[Excerpted text Boundary: Start]
TOWER TECH HOLDINGS INC.

 

 

 

 

 

 

 

 

By:

 

 

 

Name:

 

 

 

Title:

 

 

 

 

 

 

 

BUYER:

 

 

 

 

 

 

 

[Signature Block]

 

C-1




EXHIBIT D

FORM OF LEGAL OPINION

1.  The Company and each of its Subsidiaries is a corporation, validly existing and in good standing under the laws of the state of the jurisdiction in which it is incorporated.  The Company and each of its Subsidiaries are duly qualified as a foreign corporation to do business and are in good standing in the State of Wisconsin.

2.  The Company has all necessary corporate power and authority to execute, deliver and perform its obligations under each of the Transaction Documents. The execution, delivery and performance of each of the Transaction Documents have been duly authorized by all necessary corporate action on the part of the Company.

3.  The Company has all requisite corporate power and authority to own and operate its property and to conduct the business in which it is currently engaged.

4.  Each of the Transaction Documents has been duly executed and delivered by the Company and constitutes the legal, valid and binding obligation of the Company, enforceable against the Company in accordance with its terms.

5.  Except as set forth in Section [    ] of the Disclosure Schedules, the issuance, sale and delivery of the Securities and the execution, delivery and performance by the Company of the Transaction Documents and the consummation by the Company of the transactions contemplated thereby do not violate or result in a breach of or default under the Articles of Incorporation, as amended, or the Bylaws or any requirement of law that to our knowledge, is applicable to the performance by the Company of the transactions contemplated by the Transaction Documents.

6.  To our knowledge, there are no legal actions, suits, proceedings, or disputes pending or threatened against, or affecting, the Company, at law, in equity, in arbitration or before any governmental authority that contest the execution, validity or performance of the Transaction Documents.
[Excerpted text Boundary: End]
◆ List of tasks:
A) Name each forum in point 6 of the legal opinion form where a legal action against the Company might be pending or threatened.
B) Continue the legal opinion form after point 6 by adding the next numbered points.
[Data under study Boundary: Start]
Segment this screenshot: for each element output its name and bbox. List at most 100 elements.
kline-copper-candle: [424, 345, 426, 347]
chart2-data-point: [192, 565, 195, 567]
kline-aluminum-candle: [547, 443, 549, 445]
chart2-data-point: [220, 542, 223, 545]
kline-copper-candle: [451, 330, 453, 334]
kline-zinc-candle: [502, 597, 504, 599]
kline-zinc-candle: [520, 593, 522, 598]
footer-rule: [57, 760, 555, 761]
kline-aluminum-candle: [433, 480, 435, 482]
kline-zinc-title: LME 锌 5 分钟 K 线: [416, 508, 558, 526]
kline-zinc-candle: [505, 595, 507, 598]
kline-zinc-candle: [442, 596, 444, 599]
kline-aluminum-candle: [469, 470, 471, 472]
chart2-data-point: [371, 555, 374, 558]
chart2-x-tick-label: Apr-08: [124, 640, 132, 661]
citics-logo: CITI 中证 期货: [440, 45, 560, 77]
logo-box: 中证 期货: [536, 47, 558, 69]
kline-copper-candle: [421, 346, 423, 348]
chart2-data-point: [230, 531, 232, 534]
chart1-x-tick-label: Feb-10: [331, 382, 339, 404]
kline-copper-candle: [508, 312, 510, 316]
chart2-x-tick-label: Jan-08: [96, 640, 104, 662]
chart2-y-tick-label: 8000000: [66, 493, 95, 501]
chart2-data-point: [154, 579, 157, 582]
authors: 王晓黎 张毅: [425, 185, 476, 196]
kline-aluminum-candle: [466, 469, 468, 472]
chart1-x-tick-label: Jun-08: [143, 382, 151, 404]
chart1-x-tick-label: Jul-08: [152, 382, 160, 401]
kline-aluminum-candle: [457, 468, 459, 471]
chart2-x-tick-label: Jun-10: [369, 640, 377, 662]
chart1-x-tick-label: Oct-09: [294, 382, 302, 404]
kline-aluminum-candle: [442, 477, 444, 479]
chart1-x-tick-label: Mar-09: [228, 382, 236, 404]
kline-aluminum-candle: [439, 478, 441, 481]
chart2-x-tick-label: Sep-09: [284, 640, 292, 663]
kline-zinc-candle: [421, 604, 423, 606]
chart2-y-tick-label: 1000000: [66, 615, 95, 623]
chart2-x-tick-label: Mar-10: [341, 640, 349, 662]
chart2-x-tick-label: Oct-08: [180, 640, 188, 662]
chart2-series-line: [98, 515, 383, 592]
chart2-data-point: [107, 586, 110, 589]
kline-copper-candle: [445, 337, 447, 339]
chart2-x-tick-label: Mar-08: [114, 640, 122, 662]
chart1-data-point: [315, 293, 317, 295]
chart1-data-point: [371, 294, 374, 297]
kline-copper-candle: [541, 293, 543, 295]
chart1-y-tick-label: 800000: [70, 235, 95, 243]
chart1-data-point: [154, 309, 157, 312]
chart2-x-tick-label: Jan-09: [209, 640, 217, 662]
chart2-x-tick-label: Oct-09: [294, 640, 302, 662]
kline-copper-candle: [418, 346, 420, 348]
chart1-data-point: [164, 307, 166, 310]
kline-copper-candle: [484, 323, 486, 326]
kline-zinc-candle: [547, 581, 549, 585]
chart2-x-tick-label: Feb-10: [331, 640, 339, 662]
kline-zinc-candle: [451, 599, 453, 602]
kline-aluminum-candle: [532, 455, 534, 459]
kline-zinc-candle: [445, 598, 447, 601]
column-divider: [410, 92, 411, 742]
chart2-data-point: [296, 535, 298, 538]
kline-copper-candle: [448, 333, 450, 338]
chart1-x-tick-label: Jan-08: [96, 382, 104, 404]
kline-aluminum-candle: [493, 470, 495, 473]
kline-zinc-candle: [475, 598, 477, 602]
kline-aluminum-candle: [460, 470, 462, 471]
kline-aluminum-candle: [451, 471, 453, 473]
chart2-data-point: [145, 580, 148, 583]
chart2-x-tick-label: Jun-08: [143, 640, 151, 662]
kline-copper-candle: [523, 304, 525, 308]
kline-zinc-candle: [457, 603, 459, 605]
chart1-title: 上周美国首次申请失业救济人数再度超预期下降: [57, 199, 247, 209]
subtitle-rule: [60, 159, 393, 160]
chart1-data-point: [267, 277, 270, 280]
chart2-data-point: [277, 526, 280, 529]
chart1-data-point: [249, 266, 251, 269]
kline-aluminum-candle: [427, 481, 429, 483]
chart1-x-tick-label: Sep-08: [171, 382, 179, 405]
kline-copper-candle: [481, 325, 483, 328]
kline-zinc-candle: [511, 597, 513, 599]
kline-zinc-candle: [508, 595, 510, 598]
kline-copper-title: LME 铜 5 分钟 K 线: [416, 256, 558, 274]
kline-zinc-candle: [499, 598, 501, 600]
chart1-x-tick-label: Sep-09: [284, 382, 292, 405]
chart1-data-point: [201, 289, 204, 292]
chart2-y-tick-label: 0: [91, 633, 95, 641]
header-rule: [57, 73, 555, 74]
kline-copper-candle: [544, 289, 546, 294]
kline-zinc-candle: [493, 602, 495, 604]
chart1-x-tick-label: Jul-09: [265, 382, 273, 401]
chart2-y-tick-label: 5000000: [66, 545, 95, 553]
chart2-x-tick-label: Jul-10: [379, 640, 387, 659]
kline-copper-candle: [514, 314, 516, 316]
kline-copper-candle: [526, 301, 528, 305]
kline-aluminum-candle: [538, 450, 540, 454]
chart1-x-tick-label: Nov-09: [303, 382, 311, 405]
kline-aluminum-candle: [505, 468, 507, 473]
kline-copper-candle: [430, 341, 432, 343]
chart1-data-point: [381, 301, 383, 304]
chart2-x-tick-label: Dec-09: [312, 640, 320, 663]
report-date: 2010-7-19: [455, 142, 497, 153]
[Data under study Boundary: End]
◆ Outputs for the tasks:
A)
- At law
- In equity
- In arbitration
- Before any governmental authority

B)
7.  Except for filings, authorizations or approvals contemplated by the Agreement, to our knowledge no authorizations or approvals of, and no filings with, any governmental authority are necessary or required for the execution, delivery or performance by, or enforcement against, the Company of any of the Transaction Documents.

8.  The Securities are duly authorized and, when issued and sold to the Buyers after payment therefor in accordance with the terms of the Transaction Documents, will be validly issued, fully paid and non-assessable.

9.  To our knowledge, there are no contractual preemptive rights, rights of first refusal or similar rights with respect to the issuance and sale of the Securities.

10.  Assuming that the representations made by the Buyers in the Agreement are true and correct and that any required filings are made pursuant to Rule 503 of Regulation D as promulgated under the Securities Act of 1933, the offering, sale and issuance of the Securities pursuant to the Agreement do not require registration under the Securities Act of 1933, as amended and the rules promulgated thereunder as they currently exist or registration or qualification under any state securities laws.